§ Document text:
──────────────────────────────

NEW YORK -- A U.S.-based tour company on Thursday announced the launch of new people-to-people trips to Cuba that would transport U.S. citizens there by ship.

Road Scholar, a Boston-based company, is offering the trips from Jamaica and Miami, with stops in Havana and other parts of Cuba.

Most travel by U.S. citizens to Cuba is outlawed, but tens of thousands of Americans now visit the island legally each year on people-to-people tours, which are licensed by the U.S. Treasury Department. People-to-people trips must have educational and cultural exchange itineraries in order to be approved by the U.S. government.

Typically people-to-people tours fly from U.S. airports to Havana on chartered planes. But Road Scholar's director of international programs, Yves Marceau, said in a phone interview that "there's nothing in the regulations or guidelines" that preclude traveling by ship on a people-to-people tour.

The U.S. Treasury Department confirmed in an email that transportation "whether by bus, boat or taxi" in Cuba is permitted as part of the people-to-people programs as long as it does not detract from a "full-time schedule of educational activities that will result in meaningful interaction between the travelers and individuals in Cuba."

Marceau said Road Scholar had "designed all the port programs to be consistent" with those regulations, including a visit to an agricultural cooperative and meetings with artists.

──────────────────────────────

§ Work to do:
1 - In the news article on ship tours to Cuba, rewrite the paragraph beginning "Most travel by U.S. citizens to Cuba is outlawed" as a short bulleted list that keeps its main facts.
2 - Carry on the news article about ship tours to Cuba, picking up right after its final sentence.

Element placement data:

──────────────────────────────

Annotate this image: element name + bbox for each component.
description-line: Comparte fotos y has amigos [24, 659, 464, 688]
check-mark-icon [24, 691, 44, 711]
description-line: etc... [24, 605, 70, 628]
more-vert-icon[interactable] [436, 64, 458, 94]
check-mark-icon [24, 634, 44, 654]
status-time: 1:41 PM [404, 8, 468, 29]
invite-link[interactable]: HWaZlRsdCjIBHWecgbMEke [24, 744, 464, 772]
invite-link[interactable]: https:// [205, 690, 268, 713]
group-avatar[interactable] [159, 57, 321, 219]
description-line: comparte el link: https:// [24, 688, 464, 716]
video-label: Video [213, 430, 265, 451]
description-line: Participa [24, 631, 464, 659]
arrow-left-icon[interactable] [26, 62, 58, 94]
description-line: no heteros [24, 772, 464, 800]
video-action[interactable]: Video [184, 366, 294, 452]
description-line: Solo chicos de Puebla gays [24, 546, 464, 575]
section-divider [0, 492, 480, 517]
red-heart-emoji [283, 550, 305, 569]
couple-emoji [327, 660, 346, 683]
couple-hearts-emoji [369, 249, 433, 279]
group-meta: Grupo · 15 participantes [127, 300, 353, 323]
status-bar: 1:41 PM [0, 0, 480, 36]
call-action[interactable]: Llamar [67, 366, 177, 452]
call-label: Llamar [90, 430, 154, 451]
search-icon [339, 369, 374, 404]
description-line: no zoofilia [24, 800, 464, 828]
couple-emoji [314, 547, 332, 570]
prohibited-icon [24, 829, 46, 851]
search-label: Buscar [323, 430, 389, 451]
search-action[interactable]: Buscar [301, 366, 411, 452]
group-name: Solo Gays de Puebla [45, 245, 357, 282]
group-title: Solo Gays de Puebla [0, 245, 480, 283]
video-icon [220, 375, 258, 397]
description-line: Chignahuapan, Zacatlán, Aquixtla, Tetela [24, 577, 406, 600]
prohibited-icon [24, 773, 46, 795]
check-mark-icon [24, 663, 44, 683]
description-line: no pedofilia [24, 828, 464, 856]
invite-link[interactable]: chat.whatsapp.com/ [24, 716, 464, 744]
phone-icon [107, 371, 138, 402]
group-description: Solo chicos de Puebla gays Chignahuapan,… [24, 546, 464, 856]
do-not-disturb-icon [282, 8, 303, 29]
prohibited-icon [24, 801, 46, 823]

──────────────────────────────

§ The answers:
1 -
- Most travel to Cuba by U.S. citizens is illegal.
- Tens of thousands of Americans still visit legally each year on people-to-people tours.
- The U.S. Treasury Department licenses these tours.
- To get government approval, a tour must have an educational and cultural exchange itinerary.

2 -
The Road Scholar trips are among several seaborne voyages planned by U.S.-based entities to Cuba. This fall, Semester at Sea plans its first stop in Cuba since 2004, according to Semester at Sea spokesman Andrew Centofante. Semester at Sea allows college students to earn credit on multi-country study abroad programs that take place on a ship, and Centofante said the Cuba stop was approved by the U.S. government as part of an itinerary in which students will visit various ports around the Atlantic.

The Metropolitan Museum of Art in New York had advertised a people-to-people cruise from Jamaica to Havana this past April, but it did not take place. A spokesman for Academic Arrangements Abroad, which was organizing the museum trip, did not immediately respond to a request for comment, but it's not unusual for tours sponsored by museums or universities to be cancelled if they don't get enough participants.

The Road Scholar trip will use a cruise ship operated by a Canadian company, with Canadians and Europeans making up most of the other 1,000 passengers on the ship, Marceau said. The Road Scholar group has room for 24 participants and will adhere to its own itinerary in Cuban ports.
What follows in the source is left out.